◆ **What is expected**:
Repeat every record below exactly, omitting any pictures.

◆ **Records for this task**:
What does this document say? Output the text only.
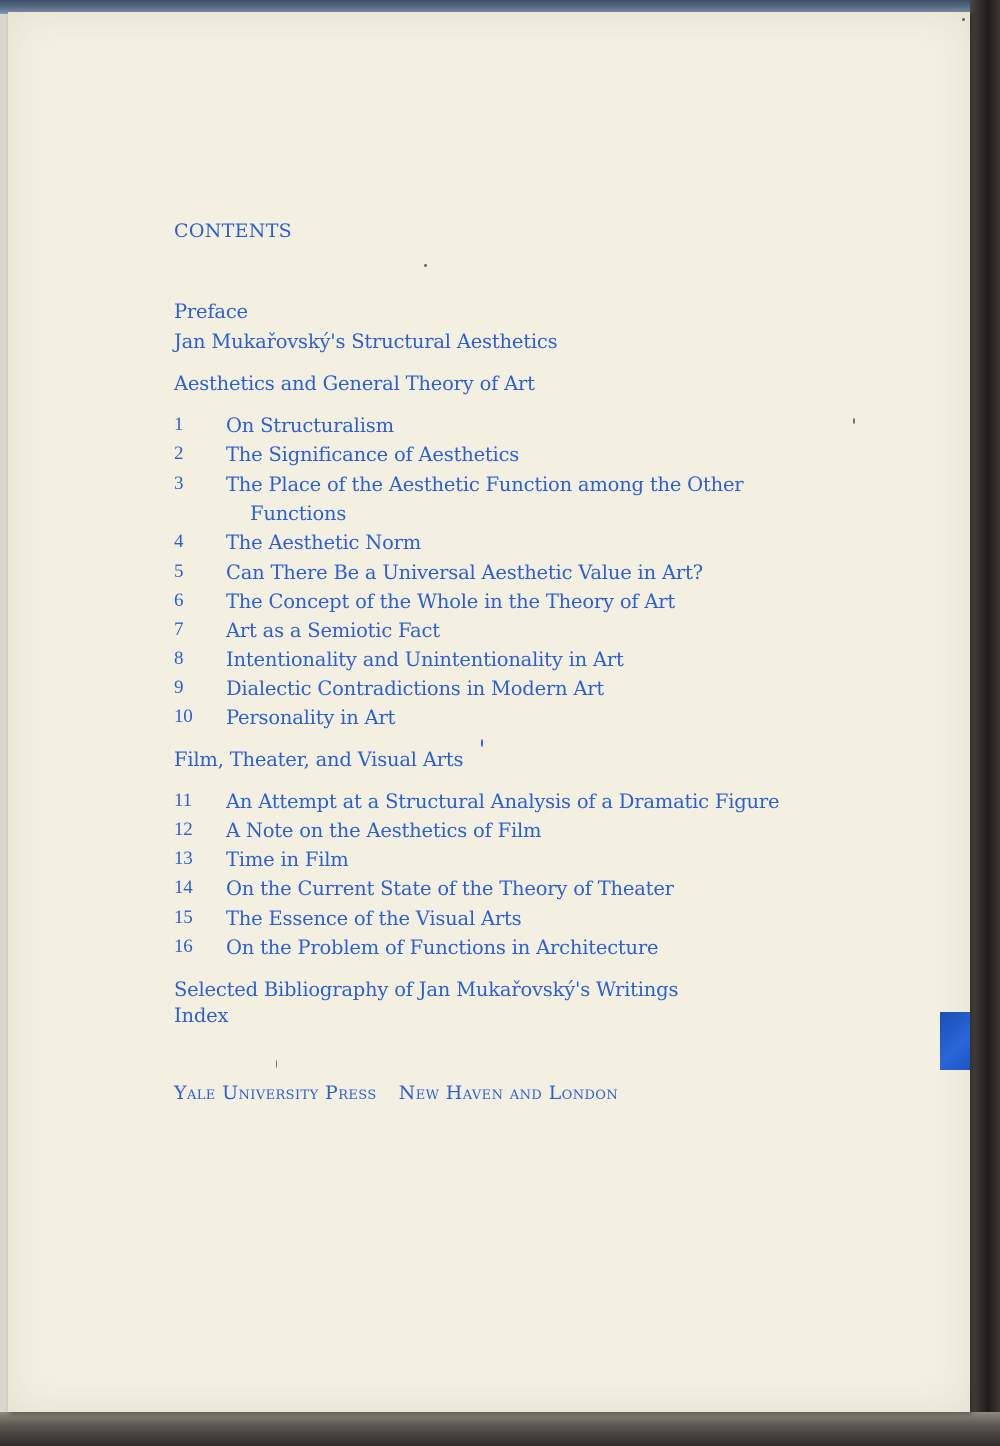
CONTENTS
Preface
Jan Mukařovský's Structural Aesthetics
Aesthetics and General Theory of Art
1	On Structuralism
2	The Significance of Aesthetics
3	The Place of the Aesthetic Function among the Other
Functions
4	The Aesthetic Norm
5	Can There Be a Universal Aesthetic Value in Art?
6	The Concept of the Whole in the Theory of Art
7	Art as a Semiotic Fact
8	Intentionality and Unintentionality in Art
9	Dialectic Contradictions in Modern Art
10	Personality in Art
Film, Theater, and Visual Arts
11	An Attempt at a Structural Analysis of a Dramatic Figure
12	A Note on the Aesthetics of Film
13	Time in Film
14	On the Current State of the Theory of Theater
15	The Essence of the Visual Arts
16	On the Problem of Functions in Architecture
Selected Bibliography of Jan Mukařovský's Writings
Index
Yale University Press New Haven and London
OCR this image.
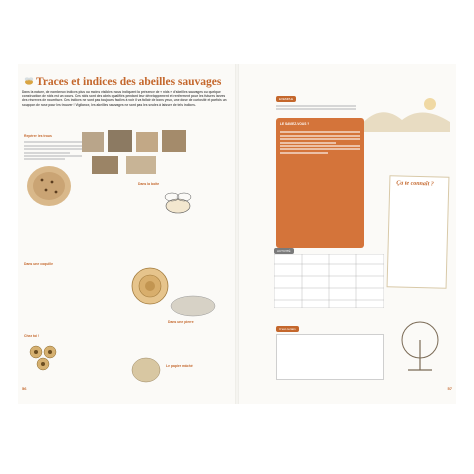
Traces et indices des abeilles sauvages
Dans la nature, de nombreux indices plus ou moins visibles nous indiquent la présence de « nids » d'abeilles sauvages ou quelque construction de nids est un cours. Ces nids sont des abris qualifiés pendant leur développement et renferment pour les futures larves des réserves de nourriture. Ces indices ne sont pas toujours faciles à voir il va falloir de bons yeux, une dose de curiosité et parfois un soupçon de ruse pour les trouver ! Vigilance, les abeilles sauvages ne sont pas les seules à laisser de tels indices.
Repérer les trous
Dans la boite
Dans une coquille
Chez toi !
Dans une pierre
Le papier mâché
56
EXEMPLE
LE SAVIEZ-VOUS ?
Ça te connaît ?
ACTIVITÉ
C'est certain
57
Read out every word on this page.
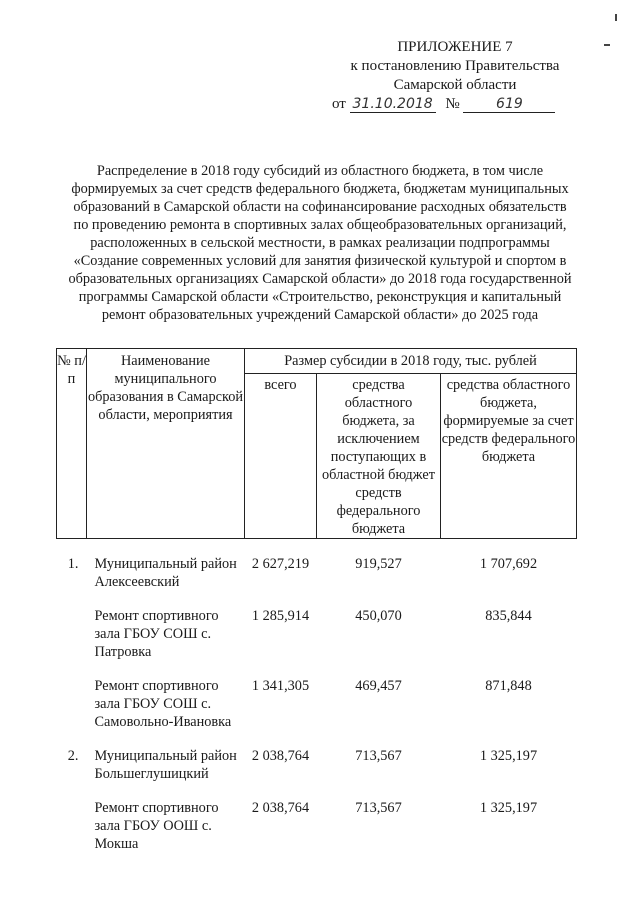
ПРИЛОЖЕНИЕ 7
к постановлению Правительства
Самарской области
от 31.10.2018 №	619
Распределение в 2018 году субсидий из областного бюджета, в том числе формируемых за счет средств федерального бюджета, бюджетам муниципальных образований в Самарской области на софинансирование расходных обязательств по проведению ремонта в спортивных залах общеобразовательных организаций, расположенных в сельской местности, в рамках реализации подпрограммы «Создание современных условий для занятия физической культурой и спортом в образовательных организациях Самарской области» до 2018 года государственной программы Самарской области «Строительство, реконструкция и капитальный ремонт образовательных учреждений Самарской области» до 2025 года
№ п/п	Наименование муниципального образования в Самарской области, мероприятия	Размер субсидии в 2018 году, тыс. рублей		
		всего	средства областного бюджета, за исключением поступающих в областной бюджет средств федерального бюджета	средства областного бюджета, формируемые за счет средств федерального бюджета

1.	Муниципальный район Алексеевский	2 627,219	919,527	1 707,692

	Ремонт спортивного зала ГБОУ СОШ с. Патровка	1 285,914	450,070	835,844

	Ремонт спортивного зала ГБОУ СОШ с. Самовольно-Ивановка	1 341,305	469,457	871,848

2.	Муниципальный район Большеглушицкий	2 038,764	713,567	1 325,197

	Ремонт спортивного зала ГБОУ ООШ с. Мокша	2 038,764	713,567	1 325,197
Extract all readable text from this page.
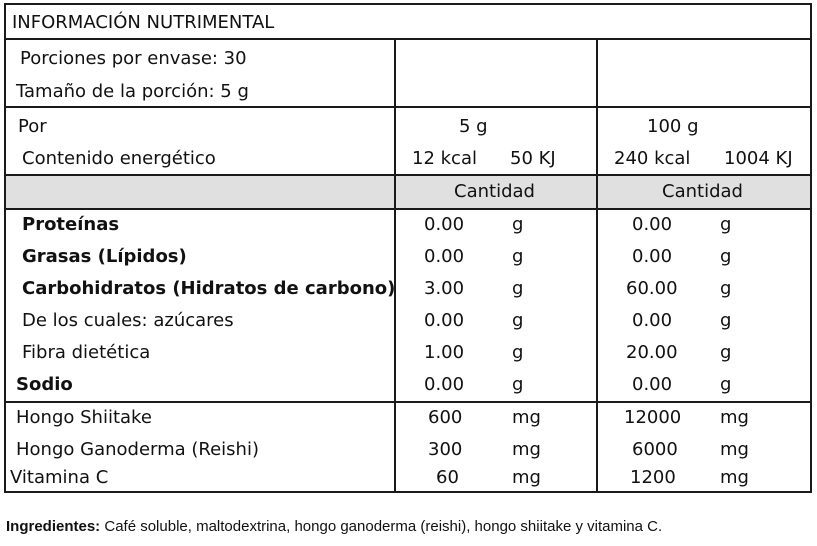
INFORMACIÓN NUTRIMENTAL
Porciones por envase: 30
Tamaño de la porción: 5 g
Por	5 g	100 g
Contenido energético	12 kcal 50 KJ	240 kcal 1004 KJ
Cantidad	Cantidad
Proteínas	0.00	g	0.00	g
Grasas (Lípidos)	0.00	g	0.00	g
Carbohidratos (Hidratos de carbono) 3.00	g	60.00 g
De los cuales: azúcares	0.00	g	0.00	g
Fibra dietética	1.00	g	20.00 g
Sodio	0.00	g	0.00	g
Hongo Shiitake	600	mg	12000 mg
Hongo Ganoderma (Reishi)	300	mg	6000 mg
Vitamina C	60	mg	1200 mg
Ingredientes: Café soluble, maltodextrina, hongo ganoderma (reishi), hongo shiitake y vitamina C.
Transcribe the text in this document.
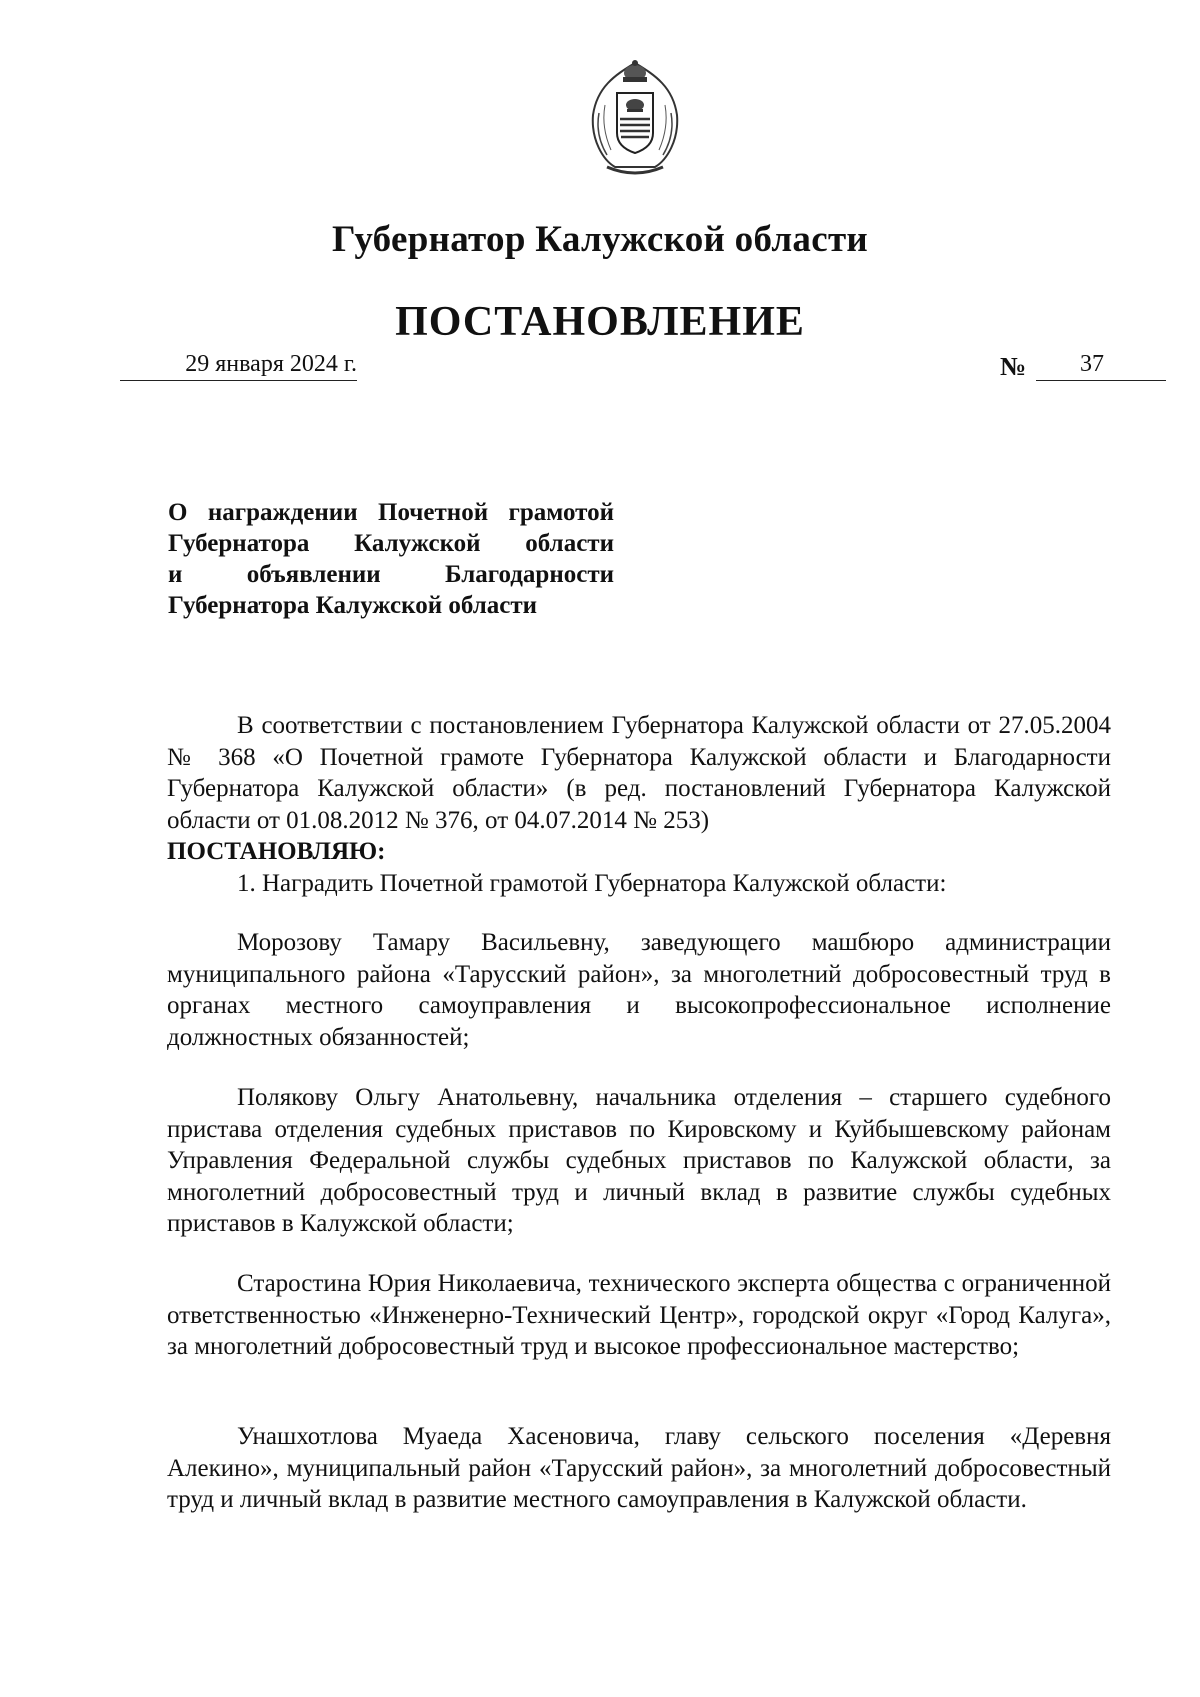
Губернатор Калужской области
ПОСТАНОВЛЕНИЕ
29 января 2024 г.	№	37
О награждении Почетной грамотой
Губернатора Калужской области
и объявлении Благодарности
Губернатора Калужской области

В соответствии с постановлением Губернатора Калужской области от 27.05.2004 № 368 «О Почетной грамоте Губернатора Калужской области и Благодарности Губернатора Калужской области» (в ред. постановлений Губернатора Калужской области от 01.08.2012 № 376, от 04.07.2014 № 253)

ПОСТАНОВЛЯЮ:

1. Наградить Почетной грамотой Губернатора Калужской области:

Морозову Тамару Васильевну, заведующего машбюро администрации муниципального района «Тарусский район», за многолетний добросовестный труд в органах местного самоуправления и высокопрофессиональное исполнение должностных обязанностей;

Полякову Ольгу Анатольевну, начальника отделения – старшего судебного пристава отделения судебных приставов по Кировскому и Куйбышевскому районам Управления Федеральной службы судебных приставов по Калужской области, за многолетний добросовестный труд и личный вклад в развитие службы судебных приставов в Калужской области;

Старостина Юрия Николаевича, технического эксперта общества с ограниченной ответственностью «Инженерно-Технический Центр», городской округ «Город Калуга», за многолетний добросовестный труд и высокое профессиональное мастерство;

Унашхотлова Муаеда Хасеновича, главу сельского поселения «Деревня Алекино», муниципальный район «Тарусский район», за многолетний добросовестный труд и личный вклад в развитие местного самоуправления в Калужской области.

◆ **Expected answer**:
What does this document say? Output the text only.
CONTENTS
Preface
Jan Mukařovský's Structural Aesthetics
Aesthetics and General Theory of Art
1	On Structuralism
2	The Significance of Aesthetics
3	The Place of the Aesthetic Function among the Other
Functions
4	The Aesthetic Norm
5	Can There Be a Universal Aesthetic Value in Art?
6	The Concept of the Whole in the Theory of Art
7	Art as a Semiotic Fact
8	Intentionality and Unintentionality in Art
9	Dialectic Contradictions in Modern Art
10	Personality in Art
Film, Theater, and Visual Arts
11	An Attempt at a Structural Analysis of a Dramatic Figure
12	A Note on the Aesthetics of Film
13	Time in Film
14	On the Current State of the Theory of Theater
15	The Essence of the Visual Arts
16	On the Problem of Functions in Architecture
Selected Bibliography of Jan Mukařovský's Writings
Index
Yale University Press New Haven and London
OCR this image.
Traces et indices des abeilles sauvages
Dans la nature, de nombreux indices plus ou moins visibles nous indiquent la présence de « nids » d'abeilles sauvages ou quelque construction de nids est un cours. Ces nids sont des abris qualifiés pendant leur développement et renferment pour les futures larves des réserves de nourriture. Ces indices ne sont pas toujours faciles à voir il va falloir de bons yeux, une dose de curiosité et parfois un soupçon de ruse pour les trouver ! Vigilance, les abeilles sauvages ne sont pas les seules à laisser de tels indices.
Repérer les trous
Dans la boite
Dans une coquille
Chez toi !
Dans une pierre
Le papier mâché
56
EXEMPLE
LE SAVIEZ-VOUS ?
Ça te connaît ?
ACTIVITÉ
C'est certain
57
Read out every word on this page.
ПРИЛОЖЕНИЕ 7
к постановлению Правительства
Самарской области
от 31.10.2018 №	619
Распределение в 2018 году субсидий из областного бюджета, в том числе формируемых за счет средств федерального бюджета, бюджетам муниципальных образований в Самарской области на софинансирование расходных обязательств по проведению ремонта в спортивных залах общеобразовательных организаций, расположенных в сельской местности, в рамках реализации подпрограммы «Создание современных условий для занятия физической культурой и спортом в образовательных организациях Самарской области» до 2018 года государственной программы Самарской области «Строительство, реконструкция и капитальный ремонт образовательных учреждений Самарской области» до 2025 года
№ п/п	Наименование муниципального образования в Самарской области, мероприятия	Размер субсидии в 2018 году, тыс. рублей		
		всего	средства областного бюджета, за исключением поступающих в областной бюджет средств федерального бюджета	средства областного бюджета, формируемые за счет средств федерального бюджета

1.	Муниципальный район Алексеевский	2 627,219	919,527	1 707,692

	Ремонт спортивного зала ГБОУ СОШ с. Патровка	1 285,914	450,070	835,844

	Ремонт спортивного зала ГБОУ СОШ с. Самовольно-Ивановка	1 341,305	469,457	871,848

2.	Муниципальный район Большеглушицкий	2 038,764	713,567	1 325,197

	Ремонт спортивного зала ГБОУ ООШ с. Мокша	2 038,764	713,567	1 325,197
Extract all readable text from this page.
INFORMACIÓN NUTRIMENTAL
Porciones por envase: 30
Tamaño de la porción: 5 g
Por	5 g	100 g
Contenido energético	12 kcal 50 KJ	240 kcal 1004 KJ
Cantidad	Cantidad
Proteínas	0.00	g	0.00	g
Grasas (Lípidos)	0.00	g	0.00	g
Carbohidratos (Hidratos de carbono) 3.00	g	60.00 g
De los cuales: azúcares	0.00	g	0.00	g
Fibra dietética	1.00	g	20.00 g
Sodio	0.00	g	0.00	g
Hongo Shiitake	600	mg	12000 mg
Hongo Ganoderma (Reishi)	300	mg	6000 mg
Vitamina C	60	mg	1200 mg
Ingredientes: Café soluble, maltodextrina, hongo ganoderma (reishi), hongo shiitake y vitamina C.
Transcribe the text in this document.
Губернатор Калужской области
ПОСТАНОВЛЕНИЕ
29 января 2024 г.	№	37
О награждении Почетной грамотой
Губернатора Калужской области
и объявлении Благодарности
Губернатора Калужской области

В соответствии с постановлением Губернатора Калужской области от 27.05.2004 № 368 «О Почетной грамоте Губернатора Калужской области и Благодарности Губернатора Калужской области» (в ред. постановлений Губернатора Калужской области от 01.08.2012 № 376, от 04.07.2014 № 253)

ПОСТАНОВЛЯЮ:

1. Наградить Почетной грамотой Губернатора Калужской области:

Морозову Тамару Васильевну, заведующего машбюро администрации муниципального района «Тарусский район», за многолетний добросовестный труд в органах местного самоуправления и высокопрофессиональное исполнение должностных обязанностей;

Полякову Ольгу Анатольевну, начальника отделения – старшего судебного пристава отделения судебных приставов по Кировскому и Куйбышевскому районам Управления Федеральной службы судебных приставов по Калужской области, за многолетний добросовестный труд и личный вклад в развитие службы судебных приставов в Калужской области;

Старостина Юрия Николаевича, технического эксперта общества с ограниченной ответственностью «Инженерно-Технический Центр», городской округ «Город Калуга», за многолетний добросовестный труд и высокое профессиональное мастерство;

Унашхотлова Муаеда Хасеновича, главу сельского поселения «Деревня Алекино», муниципальный район «Тарусский район», за многолетний добросовестный труд и личный вклад в развитие местного самоуправления в Калужской области.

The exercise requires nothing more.